### Problem statement
The listing beneath should be written out in full, exactly as shown.

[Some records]
..............................

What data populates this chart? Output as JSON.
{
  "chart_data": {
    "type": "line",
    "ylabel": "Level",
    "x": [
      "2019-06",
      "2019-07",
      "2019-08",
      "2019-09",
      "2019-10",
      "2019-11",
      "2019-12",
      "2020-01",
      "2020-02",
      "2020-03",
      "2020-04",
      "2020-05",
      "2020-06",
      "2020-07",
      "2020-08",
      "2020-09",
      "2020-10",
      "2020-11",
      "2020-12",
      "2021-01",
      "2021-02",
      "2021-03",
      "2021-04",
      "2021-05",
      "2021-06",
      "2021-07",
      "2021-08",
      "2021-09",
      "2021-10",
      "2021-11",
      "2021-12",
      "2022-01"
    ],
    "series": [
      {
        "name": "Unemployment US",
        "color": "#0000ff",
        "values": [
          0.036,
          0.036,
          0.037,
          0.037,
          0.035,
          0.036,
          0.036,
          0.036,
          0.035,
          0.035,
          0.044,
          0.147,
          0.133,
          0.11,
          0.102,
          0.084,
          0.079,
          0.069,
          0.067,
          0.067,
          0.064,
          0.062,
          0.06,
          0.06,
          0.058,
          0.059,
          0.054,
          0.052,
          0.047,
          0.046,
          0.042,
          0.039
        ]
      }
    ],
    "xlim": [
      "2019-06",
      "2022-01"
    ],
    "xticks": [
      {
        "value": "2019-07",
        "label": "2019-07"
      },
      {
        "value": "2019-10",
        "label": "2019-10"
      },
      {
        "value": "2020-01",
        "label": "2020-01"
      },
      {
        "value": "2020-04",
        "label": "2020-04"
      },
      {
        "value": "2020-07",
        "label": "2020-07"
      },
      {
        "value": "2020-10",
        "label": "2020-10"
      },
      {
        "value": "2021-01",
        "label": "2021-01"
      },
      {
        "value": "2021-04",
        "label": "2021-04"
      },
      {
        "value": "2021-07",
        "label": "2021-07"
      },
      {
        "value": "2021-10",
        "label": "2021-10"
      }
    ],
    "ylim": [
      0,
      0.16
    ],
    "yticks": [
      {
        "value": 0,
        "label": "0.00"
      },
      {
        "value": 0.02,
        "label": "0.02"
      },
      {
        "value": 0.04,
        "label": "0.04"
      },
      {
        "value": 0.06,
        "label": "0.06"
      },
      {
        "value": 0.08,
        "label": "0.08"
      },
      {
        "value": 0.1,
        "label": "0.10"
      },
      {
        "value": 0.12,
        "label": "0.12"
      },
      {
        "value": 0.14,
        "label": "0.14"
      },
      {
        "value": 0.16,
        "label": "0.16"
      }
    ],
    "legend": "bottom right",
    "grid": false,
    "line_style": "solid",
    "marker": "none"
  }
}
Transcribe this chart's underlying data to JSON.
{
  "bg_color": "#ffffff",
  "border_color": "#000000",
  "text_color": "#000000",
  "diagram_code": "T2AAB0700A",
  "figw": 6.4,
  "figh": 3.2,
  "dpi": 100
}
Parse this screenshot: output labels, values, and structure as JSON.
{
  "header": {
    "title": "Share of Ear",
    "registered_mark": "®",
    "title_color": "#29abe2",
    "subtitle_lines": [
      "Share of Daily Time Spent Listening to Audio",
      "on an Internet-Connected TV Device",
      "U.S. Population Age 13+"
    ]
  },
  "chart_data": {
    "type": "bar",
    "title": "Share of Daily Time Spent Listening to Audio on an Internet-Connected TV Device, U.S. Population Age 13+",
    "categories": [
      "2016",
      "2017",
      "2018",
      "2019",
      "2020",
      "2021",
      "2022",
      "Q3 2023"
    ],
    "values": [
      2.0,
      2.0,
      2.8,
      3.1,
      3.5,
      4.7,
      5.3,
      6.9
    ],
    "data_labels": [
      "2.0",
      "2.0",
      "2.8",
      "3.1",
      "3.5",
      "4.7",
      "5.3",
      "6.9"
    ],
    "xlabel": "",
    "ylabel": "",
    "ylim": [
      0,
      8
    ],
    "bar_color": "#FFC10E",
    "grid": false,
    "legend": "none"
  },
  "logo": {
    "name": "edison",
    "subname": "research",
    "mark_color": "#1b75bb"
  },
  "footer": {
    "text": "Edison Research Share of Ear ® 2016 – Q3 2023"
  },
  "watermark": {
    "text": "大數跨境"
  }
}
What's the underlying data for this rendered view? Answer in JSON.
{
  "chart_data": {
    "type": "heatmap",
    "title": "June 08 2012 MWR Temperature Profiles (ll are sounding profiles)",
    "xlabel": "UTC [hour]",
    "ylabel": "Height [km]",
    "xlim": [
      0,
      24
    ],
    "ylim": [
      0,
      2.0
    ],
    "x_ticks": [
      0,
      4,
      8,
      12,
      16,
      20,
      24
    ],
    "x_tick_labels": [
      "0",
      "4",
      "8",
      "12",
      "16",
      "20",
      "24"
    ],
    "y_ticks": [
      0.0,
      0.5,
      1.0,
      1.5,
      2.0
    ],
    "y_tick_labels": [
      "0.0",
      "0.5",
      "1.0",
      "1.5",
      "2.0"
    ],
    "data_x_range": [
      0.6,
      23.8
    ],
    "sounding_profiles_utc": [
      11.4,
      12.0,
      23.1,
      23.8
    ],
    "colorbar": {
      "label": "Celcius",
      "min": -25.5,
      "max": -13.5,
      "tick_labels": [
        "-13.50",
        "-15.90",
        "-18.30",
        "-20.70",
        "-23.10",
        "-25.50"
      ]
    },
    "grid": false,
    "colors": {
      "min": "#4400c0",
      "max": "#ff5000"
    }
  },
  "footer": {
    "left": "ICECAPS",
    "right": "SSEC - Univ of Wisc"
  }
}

..............................

### The response
What data populates this chart? Output as JSON.
{
  "chart_data": {
    "type": "line",
    "ylabel": "Level",
    "x": [
      "2019-06",
      "2019-07",
      "2019-08",
      "2019-09",
      "2019-10",
      "2019-11",
      "2019-12",
      "2020-01",
      "2020-02",
      "2020-03",
      "2020-04",
      "2020-05",
      "2020-06",
      "2020-07",
      "2020-08",
      "2020-09",
      "2020-10",
      "2020-11",
      "2020-12",
      "2021-01",
      "2021-02",
      "2021-03",
      "2021-04",
      "2021-05",
      "2021-06",
      "2021-07",
      "2021-08",
      "2021-09",
      "2021-10",
      "2021-11",
      "2021-12",
      "2022-01"
    ],
    "series": [
      {
        "name": "Unemployment US",
        "color": "#0000ff",
        "values": [
          0.036,
          0.036,
          0.037,
          0.037,
          0.035,
          0.036,
          0.036,
          0.036,
          0.035,
          0.035,
          0.044,
          0.147,
          0.133,
          0.11,
          0.102,
          0.084,
          0.079,
          0.069,
          0.067,
          0.067,
          0.064,
          0.062,
          0.06,
          0.06,
          0.058,
          0.059,
          0.054,
          0.052,
          0.047,
          0.046,
          0.042,
          0.039
        ]
      }
    ],
    "xlim": [
      "2019-06",
      "2022-01"
    ],
    "xticks": [
      {
        "value": "2019-07",
        "label": "2019-07"
      },
      {
        "value": "2019-10",
        "label": "2019-10"
      },
      {
        "value": "2020-01",
        "label": "2020-01"
      },
      {
        "value": "2020-04",
        "label": "2020-04"
      },
      {
        "value": "2020-07",
        "label": "2020-07"
      },
      {
        "value": "2020-10",
        "label": "2020-10"
      },
      {
        "value": "2021-01",
        "label": "2021-01"
      },
      {
        "value": "2021-04",
        "label": "2021-04"
      },
      {
        "value": "2021-07",
        "label": "2021-07"
      },
      {
        "value": "2021-10",
        "label": "2021-10"
      }
    ],
    "ylim": [
      0,
      0.16
    ],
    "yticks": [
      {
        "value": 0,
        "label": "0.00"
      },
      {
        "value": 0.02,
        "label": "0.02"
      },
      {
        "value": 0.04,
        "label": "0.04"
      },
      {
        "value": 0.06,
        "label": "0.06"
      },
      {
        "value": 0.08,
        "label": "0.08"
      },
      {
        "value": 0.1,
        "label": "0.10"
      },
      {
        "value": 0.12,
        "label": "0.12"
      },
      {
        "value": 0.14,
        "label": "0.14"
      },
      {
        "value": 0.16,
        "label": "0.16"
      }
    ],
    "legend": "bottom right",
    "grid": false,
    "line_style": "solid",
    "marker": "none"
  }
}
Transcribe this chart's underlying data to JSON.
{
  "bg_color": "#ffffff",
  "border_color": "#000000",
  "text_color": "#000000",
  "diagram_code": "T2AAB0700A",
  "figw": 6.4,
  "figh": 3.2,
  "dpi": 100
}
Parse this screenshot: output labels, values, and structure as JSON.
{
  "header": {
    "title": "Share of Ear",
    "registered_mark": "®",
    "title_color": "#29abe2",
    "subtitle_lines": [
      "Share of Daily Time Spent Listening to Audio",
      "on an Internet-Connected TV Device",
      "U.S. Population Age 13+"
    ]
  },
  "chart_data": {
    "type": "bar",
    "title": "Share of Daily Time Spent Listening to Audio on an Internet-Connected TV Device, U.S. Population Age 13+",
    "categories": [
      "2016",
      "2017",
      "2018",
      "2019",
      "2020",
      "2021",
      "2022",
      "Q3 2023"
    ],
    "values": [
      2.0,
      2.0,
      2.8,
      3.1,
      3.5,
      4.7,
      5.3,
      6.9
    ],
    "data_labels": [
      "2.0",
      "2.0",
      "2.8",
      "3.1",
      "3.5",
      "4.7",
      "5.3",
      "6.9"
    ],
    "xlabel": "",
    "ylabel": "",
    "ylim": [
      0,
      8
    ],
    "bar_color": "#FFC10E",
    "grid": false,
    "legend": "none"
  },
  "logo": {
    "name": "edison",
    "subname": "research",
    "mark_color": "#1b75bb"
  },
  "footer": {
    "text": "Edison Research Share of Ear ® 2016 – Q3 2023"
  },
  "watermark": {
    "text": "大數跨境"
  }
}
What's the underlying data for this rendered view? Answer in JSON.
{
  "chart_data": {
    "type": "heatmap",
    "title": "June 08 2012 MWR Temperature Profiles (ll are sounding profiles)",
    "xlabel": "UTC [hour]",
    "ylabel": "Height [km]",
    "xlim": [
      0,
      24
    ],
    "ylim": [
      0,
      2.0
    ],
    "x_ticks": [
      0,
      4,
      8,
      12,
      16,
      20,
      24
    ],
    "x_tick_labels": [
      "0",
      "4",
      "8",
      "12",
      "16",
      "20",
      "24"
    ],
    "y_ticks": [
      0.0,
      0.5,
      1.0,
      1.5,
      2.0
    ],
    "y_tick_labels": [
      "0.0",
      "0.5",
      "1.0",
      "1.5",
      "2.0"
    ],
    "data_x_range": [
      0.6,
      23.8
    ],
    "sounding_profiles_utc": [
      11.4,
      12.0,
      23.1,
      23.8
    ],
    "colorbar": {
      "label": "Celcius",
      "min": -25.5,
      "max": -13.5,
      "tick_labels": [
        "-13.50",
        "-15.90",
        "-18.30",
        "-20.70",
        "-23.10",
        "-25.50"
      ]
    },
    "grid": false,
    "colors": {
      "min": "#4400c0",
      "max": "#ff5000"
    }
  },
  "footer": {
    "left": "ICECAPS",
    "right": "SSEC - Univ of Wisc"
  }
}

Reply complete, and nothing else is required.